• **Task brief**
Pick out each line below containing "Abundance".

• **Collected data entries**
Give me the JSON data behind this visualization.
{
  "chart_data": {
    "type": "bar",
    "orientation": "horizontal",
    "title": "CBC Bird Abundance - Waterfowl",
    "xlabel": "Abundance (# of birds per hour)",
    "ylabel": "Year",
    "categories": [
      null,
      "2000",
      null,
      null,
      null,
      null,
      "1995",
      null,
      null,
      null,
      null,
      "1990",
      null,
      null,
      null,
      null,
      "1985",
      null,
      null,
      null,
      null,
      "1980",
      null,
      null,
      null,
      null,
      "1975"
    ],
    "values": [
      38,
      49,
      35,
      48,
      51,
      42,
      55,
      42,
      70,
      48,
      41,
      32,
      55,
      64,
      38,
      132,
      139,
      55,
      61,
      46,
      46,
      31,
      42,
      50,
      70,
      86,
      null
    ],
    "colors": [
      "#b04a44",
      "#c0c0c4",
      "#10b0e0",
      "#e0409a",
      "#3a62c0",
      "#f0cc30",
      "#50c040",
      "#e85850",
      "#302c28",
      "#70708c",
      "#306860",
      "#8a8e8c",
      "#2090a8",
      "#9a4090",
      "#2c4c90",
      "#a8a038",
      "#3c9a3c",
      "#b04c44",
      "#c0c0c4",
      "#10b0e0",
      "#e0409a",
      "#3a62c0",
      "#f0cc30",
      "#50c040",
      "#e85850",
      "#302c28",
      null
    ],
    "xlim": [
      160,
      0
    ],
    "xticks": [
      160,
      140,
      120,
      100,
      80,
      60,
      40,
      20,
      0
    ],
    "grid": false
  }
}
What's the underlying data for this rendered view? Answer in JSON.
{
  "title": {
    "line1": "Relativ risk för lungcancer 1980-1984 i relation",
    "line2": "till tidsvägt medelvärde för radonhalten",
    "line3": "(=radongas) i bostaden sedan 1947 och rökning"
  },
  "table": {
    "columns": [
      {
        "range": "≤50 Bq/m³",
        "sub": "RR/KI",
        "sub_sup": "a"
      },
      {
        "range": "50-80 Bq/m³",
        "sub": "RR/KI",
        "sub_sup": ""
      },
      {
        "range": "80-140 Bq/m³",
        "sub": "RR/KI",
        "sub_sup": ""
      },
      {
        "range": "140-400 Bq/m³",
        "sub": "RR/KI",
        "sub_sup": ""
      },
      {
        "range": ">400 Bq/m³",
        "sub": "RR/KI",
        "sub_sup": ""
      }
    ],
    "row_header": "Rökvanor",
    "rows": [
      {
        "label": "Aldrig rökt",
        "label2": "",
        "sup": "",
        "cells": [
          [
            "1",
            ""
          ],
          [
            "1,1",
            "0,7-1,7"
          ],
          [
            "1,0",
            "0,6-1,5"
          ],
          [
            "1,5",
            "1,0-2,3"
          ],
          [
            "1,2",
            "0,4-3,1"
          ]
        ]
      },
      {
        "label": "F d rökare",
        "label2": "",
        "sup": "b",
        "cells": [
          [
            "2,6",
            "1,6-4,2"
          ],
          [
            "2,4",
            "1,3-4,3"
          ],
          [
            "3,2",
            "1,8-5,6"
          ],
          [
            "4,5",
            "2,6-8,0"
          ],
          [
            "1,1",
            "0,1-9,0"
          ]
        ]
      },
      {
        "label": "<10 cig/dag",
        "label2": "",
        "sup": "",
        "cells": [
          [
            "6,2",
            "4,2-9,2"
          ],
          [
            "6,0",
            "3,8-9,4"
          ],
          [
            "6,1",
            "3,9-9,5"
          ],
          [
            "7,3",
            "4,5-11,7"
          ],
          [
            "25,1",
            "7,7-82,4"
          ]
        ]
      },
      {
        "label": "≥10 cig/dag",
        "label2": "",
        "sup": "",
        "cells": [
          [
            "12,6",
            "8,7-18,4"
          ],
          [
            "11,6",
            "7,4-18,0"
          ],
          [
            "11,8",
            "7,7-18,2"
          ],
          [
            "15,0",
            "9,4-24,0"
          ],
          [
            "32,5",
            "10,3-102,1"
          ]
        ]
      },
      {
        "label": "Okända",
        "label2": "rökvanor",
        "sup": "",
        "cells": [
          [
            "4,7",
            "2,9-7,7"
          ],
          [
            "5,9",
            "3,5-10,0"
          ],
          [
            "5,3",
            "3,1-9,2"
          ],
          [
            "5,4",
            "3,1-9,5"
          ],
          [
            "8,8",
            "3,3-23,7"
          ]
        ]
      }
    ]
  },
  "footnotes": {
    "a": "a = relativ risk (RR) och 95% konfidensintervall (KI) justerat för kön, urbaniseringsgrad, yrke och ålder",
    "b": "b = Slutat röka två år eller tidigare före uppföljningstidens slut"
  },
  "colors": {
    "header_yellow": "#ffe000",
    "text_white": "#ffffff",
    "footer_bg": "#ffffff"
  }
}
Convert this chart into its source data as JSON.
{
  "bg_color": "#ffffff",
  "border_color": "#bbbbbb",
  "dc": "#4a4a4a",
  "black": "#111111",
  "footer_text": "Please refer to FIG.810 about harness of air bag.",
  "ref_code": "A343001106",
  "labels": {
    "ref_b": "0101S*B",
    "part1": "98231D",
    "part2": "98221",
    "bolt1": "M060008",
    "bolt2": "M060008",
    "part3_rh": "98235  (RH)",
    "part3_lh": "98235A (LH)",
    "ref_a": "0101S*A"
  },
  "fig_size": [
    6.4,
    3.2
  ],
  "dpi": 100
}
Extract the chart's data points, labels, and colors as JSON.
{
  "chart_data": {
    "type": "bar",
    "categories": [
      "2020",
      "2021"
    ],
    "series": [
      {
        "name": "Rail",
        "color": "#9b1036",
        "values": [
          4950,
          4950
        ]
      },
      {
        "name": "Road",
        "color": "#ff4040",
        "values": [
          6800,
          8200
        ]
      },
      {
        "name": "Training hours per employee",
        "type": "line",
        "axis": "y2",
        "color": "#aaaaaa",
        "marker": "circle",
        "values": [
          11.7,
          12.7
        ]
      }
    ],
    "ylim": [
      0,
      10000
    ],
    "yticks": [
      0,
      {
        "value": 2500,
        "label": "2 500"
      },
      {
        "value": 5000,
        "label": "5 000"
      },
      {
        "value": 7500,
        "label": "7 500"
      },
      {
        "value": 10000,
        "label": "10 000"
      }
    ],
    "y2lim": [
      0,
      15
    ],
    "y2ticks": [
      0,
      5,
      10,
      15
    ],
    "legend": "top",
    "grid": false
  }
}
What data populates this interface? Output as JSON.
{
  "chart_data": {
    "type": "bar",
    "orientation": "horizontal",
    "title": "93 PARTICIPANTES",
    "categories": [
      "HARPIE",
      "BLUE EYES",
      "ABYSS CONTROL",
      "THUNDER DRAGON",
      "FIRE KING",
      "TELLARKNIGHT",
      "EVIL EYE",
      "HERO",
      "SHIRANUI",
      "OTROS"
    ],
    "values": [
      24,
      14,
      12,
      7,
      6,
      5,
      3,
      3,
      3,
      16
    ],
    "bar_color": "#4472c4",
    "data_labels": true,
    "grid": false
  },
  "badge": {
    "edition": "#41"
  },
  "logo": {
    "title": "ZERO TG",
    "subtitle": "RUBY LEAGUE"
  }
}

• **Response for this exercise**
    "title": "CBC Bird Abundance - Waterfowl",
    "xlabel": "Abundance (# of birds per hour)",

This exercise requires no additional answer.